**Task instructions:** Look for the string "Seznam" in the lines and copy each line that has it.

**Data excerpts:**
Begin

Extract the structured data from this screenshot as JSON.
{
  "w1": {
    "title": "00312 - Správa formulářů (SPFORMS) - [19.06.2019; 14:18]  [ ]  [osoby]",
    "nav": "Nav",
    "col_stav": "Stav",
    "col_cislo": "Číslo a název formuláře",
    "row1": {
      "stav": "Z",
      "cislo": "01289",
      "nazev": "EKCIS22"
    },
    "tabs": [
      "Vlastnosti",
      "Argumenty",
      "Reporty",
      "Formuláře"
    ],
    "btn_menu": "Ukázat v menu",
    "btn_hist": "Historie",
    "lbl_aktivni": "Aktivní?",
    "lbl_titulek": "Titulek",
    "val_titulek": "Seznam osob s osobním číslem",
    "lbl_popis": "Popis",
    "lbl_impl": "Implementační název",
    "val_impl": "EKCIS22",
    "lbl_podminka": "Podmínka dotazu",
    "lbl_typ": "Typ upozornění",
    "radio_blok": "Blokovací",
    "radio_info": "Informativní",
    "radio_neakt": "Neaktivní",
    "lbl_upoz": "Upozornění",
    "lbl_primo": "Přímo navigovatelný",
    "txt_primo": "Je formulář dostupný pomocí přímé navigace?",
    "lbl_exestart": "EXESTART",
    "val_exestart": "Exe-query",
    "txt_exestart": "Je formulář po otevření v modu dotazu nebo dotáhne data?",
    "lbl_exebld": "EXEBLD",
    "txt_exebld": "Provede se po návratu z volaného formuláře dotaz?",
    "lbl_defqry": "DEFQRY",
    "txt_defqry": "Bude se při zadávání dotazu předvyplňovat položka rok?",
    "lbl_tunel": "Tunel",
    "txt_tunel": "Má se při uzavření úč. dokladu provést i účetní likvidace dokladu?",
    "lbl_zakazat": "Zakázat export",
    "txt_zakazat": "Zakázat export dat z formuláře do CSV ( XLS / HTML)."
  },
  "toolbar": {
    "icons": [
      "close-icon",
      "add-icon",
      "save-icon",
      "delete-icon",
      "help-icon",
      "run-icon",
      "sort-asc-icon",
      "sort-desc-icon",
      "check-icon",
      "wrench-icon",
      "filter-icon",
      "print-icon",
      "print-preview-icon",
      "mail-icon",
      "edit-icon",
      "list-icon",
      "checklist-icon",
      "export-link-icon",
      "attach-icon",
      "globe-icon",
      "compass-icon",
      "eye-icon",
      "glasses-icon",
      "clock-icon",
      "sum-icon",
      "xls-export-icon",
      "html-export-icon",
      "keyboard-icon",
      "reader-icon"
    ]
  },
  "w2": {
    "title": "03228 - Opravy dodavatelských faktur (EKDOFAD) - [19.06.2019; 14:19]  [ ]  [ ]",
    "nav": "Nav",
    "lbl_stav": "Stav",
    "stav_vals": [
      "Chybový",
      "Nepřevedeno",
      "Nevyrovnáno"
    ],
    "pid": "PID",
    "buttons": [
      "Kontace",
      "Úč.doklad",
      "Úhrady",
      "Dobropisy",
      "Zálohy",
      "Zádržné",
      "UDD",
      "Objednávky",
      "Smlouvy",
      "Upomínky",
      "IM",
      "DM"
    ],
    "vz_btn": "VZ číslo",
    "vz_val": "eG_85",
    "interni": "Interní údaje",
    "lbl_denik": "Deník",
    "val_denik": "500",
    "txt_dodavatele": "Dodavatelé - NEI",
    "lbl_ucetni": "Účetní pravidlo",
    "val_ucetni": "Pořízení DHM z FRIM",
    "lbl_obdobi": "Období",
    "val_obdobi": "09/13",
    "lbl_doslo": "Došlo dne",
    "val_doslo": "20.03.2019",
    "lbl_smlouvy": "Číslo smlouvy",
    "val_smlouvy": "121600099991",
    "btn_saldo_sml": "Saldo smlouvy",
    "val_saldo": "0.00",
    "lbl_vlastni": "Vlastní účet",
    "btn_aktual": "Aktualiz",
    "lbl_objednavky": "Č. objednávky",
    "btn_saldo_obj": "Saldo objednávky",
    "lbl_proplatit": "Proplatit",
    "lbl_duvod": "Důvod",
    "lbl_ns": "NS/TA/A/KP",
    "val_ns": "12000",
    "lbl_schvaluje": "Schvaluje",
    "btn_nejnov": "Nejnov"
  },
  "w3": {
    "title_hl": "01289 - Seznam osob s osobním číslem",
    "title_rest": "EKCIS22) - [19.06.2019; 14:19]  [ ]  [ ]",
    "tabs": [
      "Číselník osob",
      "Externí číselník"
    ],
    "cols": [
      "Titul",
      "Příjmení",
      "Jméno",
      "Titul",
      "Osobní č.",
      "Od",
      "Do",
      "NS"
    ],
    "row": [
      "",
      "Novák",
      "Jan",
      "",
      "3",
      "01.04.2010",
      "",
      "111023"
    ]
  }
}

End

**Finished exercise:**
    "val_titulek": "Seznam osob s osobním číslem",
    "title_hl": "01289 - Seznam osob s osobním číslem",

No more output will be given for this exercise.